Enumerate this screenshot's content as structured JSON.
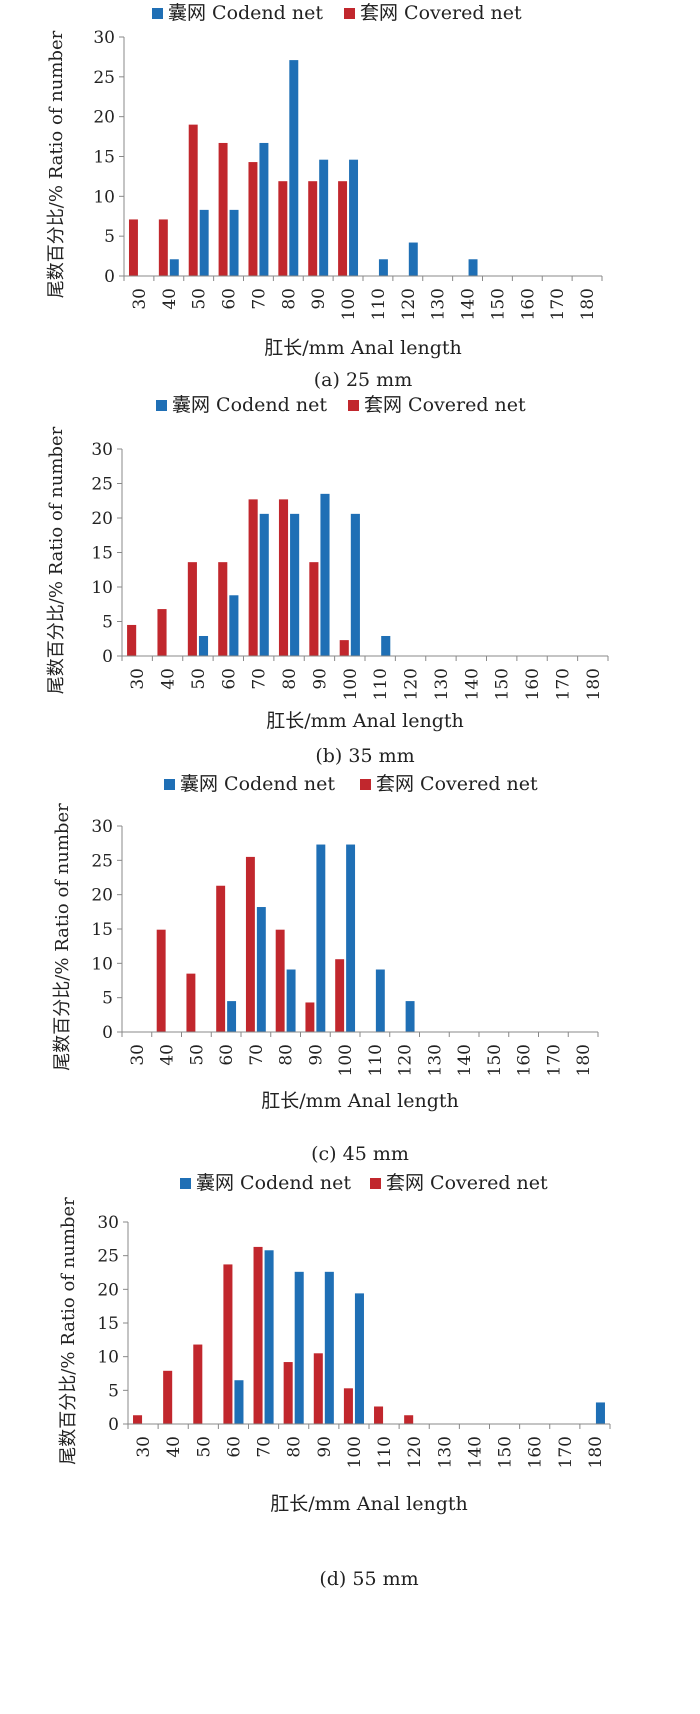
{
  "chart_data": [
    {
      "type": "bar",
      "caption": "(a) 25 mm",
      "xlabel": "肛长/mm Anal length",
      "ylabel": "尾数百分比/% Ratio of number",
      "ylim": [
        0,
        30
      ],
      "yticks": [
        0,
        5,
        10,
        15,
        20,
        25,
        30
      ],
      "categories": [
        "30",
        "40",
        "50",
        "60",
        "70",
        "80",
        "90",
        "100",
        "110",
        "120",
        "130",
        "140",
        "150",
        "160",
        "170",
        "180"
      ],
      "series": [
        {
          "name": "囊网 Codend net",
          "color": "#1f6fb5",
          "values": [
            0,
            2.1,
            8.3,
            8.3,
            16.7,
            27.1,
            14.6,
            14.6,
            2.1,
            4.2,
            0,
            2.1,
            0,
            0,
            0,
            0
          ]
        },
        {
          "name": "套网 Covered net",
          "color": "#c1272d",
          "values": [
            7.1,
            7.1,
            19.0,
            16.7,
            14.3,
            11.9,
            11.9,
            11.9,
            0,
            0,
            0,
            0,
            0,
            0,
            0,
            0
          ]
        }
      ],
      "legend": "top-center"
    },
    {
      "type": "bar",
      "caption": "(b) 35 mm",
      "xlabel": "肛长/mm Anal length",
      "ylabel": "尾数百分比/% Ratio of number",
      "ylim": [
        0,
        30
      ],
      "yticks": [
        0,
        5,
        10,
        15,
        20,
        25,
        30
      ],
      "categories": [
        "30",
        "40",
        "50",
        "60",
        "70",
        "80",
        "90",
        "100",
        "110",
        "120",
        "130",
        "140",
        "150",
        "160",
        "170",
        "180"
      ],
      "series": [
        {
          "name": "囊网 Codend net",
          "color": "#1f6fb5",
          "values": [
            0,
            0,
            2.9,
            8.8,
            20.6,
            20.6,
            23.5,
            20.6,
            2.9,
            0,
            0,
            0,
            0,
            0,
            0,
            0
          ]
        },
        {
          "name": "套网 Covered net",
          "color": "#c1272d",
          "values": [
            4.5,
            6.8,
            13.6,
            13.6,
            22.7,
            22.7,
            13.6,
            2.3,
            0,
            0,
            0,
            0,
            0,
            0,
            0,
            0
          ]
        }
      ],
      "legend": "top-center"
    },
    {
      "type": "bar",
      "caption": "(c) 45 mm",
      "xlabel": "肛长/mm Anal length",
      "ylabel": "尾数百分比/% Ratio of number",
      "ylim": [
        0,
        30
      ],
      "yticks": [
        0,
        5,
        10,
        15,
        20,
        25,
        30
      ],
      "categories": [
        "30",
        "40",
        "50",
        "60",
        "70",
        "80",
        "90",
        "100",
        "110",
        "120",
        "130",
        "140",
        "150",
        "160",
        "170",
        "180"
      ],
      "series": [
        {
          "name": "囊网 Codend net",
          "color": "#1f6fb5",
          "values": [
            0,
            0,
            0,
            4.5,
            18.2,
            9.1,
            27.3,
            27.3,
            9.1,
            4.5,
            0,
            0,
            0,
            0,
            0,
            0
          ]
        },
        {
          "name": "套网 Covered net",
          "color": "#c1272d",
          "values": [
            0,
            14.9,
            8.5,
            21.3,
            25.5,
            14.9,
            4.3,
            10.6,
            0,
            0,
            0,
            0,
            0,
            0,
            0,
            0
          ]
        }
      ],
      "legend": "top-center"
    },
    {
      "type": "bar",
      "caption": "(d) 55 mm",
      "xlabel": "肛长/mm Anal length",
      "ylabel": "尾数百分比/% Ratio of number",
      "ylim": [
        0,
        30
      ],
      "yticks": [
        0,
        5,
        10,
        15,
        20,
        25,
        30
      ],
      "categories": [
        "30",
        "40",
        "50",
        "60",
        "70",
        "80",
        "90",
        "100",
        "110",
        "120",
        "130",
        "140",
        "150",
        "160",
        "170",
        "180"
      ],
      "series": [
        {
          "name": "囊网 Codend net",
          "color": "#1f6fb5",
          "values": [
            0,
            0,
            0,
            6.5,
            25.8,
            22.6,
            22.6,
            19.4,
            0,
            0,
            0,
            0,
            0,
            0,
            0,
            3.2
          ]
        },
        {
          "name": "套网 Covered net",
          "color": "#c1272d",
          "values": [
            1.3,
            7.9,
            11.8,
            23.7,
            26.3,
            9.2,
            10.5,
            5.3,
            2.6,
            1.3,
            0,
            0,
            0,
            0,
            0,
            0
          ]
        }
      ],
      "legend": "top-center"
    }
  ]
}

==

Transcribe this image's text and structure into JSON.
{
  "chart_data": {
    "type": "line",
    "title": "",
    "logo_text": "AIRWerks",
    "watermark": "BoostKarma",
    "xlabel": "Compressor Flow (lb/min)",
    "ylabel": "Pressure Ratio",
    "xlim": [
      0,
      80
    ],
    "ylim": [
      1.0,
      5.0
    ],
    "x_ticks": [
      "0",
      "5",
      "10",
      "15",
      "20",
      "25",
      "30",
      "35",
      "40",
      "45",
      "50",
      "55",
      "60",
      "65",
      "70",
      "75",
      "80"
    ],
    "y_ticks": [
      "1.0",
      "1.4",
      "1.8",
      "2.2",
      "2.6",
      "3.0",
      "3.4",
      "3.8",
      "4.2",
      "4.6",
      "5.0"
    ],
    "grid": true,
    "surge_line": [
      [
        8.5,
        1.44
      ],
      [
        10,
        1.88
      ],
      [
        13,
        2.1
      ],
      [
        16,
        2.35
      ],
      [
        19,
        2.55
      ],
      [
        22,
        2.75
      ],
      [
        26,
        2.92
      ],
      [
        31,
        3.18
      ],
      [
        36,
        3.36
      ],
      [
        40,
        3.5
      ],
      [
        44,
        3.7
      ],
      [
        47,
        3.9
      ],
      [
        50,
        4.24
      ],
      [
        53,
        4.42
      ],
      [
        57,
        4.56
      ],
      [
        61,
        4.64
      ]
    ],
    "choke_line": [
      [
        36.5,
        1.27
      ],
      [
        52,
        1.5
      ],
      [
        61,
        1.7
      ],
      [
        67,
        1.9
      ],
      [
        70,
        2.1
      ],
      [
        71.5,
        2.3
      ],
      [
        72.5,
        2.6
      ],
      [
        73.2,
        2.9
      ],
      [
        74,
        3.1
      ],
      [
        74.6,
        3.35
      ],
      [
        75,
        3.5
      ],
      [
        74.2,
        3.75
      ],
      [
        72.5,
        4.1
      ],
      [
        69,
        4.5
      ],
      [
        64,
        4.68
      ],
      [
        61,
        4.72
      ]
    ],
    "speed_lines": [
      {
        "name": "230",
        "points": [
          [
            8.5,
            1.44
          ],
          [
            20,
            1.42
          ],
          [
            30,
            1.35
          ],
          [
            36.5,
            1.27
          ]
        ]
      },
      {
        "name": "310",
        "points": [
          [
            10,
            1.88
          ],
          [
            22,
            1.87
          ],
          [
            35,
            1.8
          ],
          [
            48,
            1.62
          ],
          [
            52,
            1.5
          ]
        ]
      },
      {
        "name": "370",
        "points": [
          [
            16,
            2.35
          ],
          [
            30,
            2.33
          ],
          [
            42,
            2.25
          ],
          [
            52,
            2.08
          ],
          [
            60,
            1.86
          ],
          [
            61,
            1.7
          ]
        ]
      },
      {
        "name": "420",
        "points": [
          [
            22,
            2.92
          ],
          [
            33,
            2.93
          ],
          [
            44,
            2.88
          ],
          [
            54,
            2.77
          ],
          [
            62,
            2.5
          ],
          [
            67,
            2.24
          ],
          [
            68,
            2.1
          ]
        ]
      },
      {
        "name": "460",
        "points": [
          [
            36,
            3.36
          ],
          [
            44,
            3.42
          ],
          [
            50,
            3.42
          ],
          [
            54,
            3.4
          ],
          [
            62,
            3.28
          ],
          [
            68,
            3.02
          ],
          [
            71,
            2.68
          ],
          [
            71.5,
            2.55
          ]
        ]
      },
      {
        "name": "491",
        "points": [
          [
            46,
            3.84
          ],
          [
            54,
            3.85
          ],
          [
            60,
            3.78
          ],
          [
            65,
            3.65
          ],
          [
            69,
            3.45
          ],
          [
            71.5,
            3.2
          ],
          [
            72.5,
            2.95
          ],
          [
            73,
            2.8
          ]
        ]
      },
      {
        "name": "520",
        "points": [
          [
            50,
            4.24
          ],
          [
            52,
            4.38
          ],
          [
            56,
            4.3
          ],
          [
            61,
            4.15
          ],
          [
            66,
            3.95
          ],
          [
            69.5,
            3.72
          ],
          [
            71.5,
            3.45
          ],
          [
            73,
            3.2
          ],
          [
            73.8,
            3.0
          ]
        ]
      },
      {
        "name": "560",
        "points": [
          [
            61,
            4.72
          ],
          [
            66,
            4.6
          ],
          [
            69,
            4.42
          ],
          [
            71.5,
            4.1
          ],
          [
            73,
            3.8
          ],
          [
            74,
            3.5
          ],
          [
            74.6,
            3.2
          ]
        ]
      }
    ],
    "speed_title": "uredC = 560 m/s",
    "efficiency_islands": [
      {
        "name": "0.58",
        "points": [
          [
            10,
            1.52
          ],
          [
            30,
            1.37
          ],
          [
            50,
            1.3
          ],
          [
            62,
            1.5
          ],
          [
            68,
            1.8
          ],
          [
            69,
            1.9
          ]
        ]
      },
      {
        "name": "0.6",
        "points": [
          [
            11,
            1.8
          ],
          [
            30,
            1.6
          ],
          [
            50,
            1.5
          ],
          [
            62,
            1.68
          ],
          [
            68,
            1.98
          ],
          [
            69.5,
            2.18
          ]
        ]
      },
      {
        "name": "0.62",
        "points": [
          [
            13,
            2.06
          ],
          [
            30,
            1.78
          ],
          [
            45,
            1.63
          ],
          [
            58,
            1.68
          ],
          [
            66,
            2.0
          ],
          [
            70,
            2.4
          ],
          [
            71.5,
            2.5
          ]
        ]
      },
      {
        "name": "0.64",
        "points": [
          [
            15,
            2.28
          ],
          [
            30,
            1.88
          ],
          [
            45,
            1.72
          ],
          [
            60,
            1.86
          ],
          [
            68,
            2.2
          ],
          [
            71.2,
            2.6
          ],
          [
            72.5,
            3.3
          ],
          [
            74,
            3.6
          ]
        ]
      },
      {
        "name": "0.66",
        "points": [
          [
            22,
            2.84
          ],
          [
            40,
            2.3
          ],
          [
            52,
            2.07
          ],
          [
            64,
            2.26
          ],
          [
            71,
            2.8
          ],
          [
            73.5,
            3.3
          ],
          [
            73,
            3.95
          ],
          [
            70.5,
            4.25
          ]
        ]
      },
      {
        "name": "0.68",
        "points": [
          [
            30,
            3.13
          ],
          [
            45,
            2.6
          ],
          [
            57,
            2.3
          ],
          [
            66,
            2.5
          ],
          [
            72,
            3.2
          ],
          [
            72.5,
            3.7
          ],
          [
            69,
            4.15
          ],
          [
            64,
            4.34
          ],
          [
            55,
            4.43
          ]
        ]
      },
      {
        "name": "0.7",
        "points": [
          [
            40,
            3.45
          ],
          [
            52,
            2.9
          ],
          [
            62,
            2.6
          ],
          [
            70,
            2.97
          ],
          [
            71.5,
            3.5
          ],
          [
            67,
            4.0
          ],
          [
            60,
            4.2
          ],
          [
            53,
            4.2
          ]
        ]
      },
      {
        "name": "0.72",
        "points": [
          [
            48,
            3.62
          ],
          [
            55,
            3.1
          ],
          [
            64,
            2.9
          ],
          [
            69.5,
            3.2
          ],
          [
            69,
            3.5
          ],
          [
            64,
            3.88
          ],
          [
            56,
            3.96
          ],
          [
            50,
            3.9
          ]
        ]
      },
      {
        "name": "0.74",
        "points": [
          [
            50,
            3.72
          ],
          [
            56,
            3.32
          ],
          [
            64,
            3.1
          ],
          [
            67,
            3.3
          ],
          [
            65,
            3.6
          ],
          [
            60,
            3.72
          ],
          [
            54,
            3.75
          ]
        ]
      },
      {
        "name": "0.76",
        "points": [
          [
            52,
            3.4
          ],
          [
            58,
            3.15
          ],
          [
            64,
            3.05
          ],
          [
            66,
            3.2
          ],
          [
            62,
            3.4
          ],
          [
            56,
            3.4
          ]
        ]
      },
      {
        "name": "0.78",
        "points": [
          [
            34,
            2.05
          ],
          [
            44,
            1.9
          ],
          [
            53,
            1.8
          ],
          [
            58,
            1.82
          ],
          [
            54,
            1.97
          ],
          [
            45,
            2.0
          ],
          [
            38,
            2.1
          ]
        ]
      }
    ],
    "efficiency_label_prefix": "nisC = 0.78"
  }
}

---

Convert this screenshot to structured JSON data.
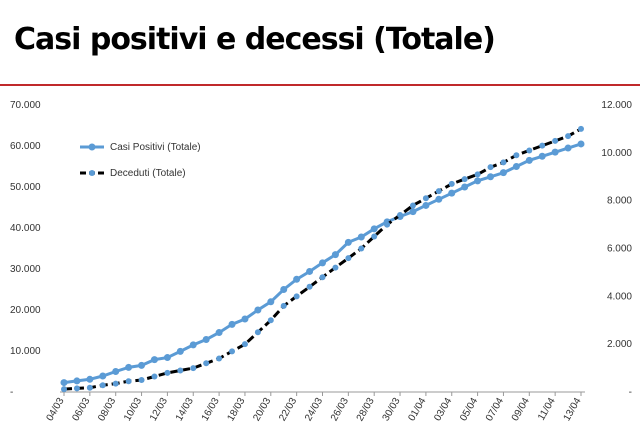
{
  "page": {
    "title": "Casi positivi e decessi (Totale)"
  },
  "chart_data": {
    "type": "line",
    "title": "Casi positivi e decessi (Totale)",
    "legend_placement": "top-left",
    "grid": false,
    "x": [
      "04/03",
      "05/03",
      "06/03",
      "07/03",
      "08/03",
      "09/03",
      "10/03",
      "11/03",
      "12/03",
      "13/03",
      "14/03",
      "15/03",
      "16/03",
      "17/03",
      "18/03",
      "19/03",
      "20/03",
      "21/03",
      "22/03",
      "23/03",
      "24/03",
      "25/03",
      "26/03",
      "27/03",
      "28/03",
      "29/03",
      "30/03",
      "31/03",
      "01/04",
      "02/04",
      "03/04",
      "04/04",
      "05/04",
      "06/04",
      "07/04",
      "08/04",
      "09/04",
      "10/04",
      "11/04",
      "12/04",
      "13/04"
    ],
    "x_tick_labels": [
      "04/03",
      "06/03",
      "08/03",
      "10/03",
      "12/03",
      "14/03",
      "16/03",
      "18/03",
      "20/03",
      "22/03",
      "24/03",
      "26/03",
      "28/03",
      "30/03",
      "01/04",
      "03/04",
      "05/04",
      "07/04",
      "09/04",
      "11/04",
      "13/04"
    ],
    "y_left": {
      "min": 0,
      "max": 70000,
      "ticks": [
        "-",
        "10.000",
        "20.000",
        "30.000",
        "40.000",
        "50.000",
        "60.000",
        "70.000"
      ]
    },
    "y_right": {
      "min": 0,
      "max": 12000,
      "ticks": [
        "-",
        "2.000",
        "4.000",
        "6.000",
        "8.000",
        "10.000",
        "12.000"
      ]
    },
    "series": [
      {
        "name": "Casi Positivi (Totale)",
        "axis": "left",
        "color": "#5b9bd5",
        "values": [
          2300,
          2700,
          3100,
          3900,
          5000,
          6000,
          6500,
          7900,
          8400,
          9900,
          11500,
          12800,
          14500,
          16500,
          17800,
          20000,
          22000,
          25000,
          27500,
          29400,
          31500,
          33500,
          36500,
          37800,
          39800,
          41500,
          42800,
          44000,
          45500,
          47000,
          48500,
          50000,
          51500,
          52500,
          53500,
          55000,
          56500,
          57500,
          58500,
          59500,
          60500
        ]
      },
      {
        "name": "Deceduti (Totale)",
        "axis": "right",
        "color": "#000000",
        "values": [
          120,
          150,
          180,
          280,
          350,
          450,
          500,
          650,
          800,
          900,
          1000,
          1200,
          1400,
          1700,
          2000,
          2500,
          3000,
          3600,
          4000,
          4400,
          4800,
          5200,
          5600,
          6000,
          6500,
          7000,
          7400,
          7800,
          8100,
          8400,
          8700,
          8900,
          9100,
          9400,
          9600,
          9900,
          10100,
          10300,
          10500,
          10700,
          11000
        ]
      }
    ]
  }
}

> **Your task**: Using the listing above, gather each line that holds the string "caption" and copy it.

> **Final answer**:
      "caption": "(a) 25 mm",
      "caption": "(b) 35 mm",
      "caption": "(c) 45 mm",
      "caption": "(d) 55 mm",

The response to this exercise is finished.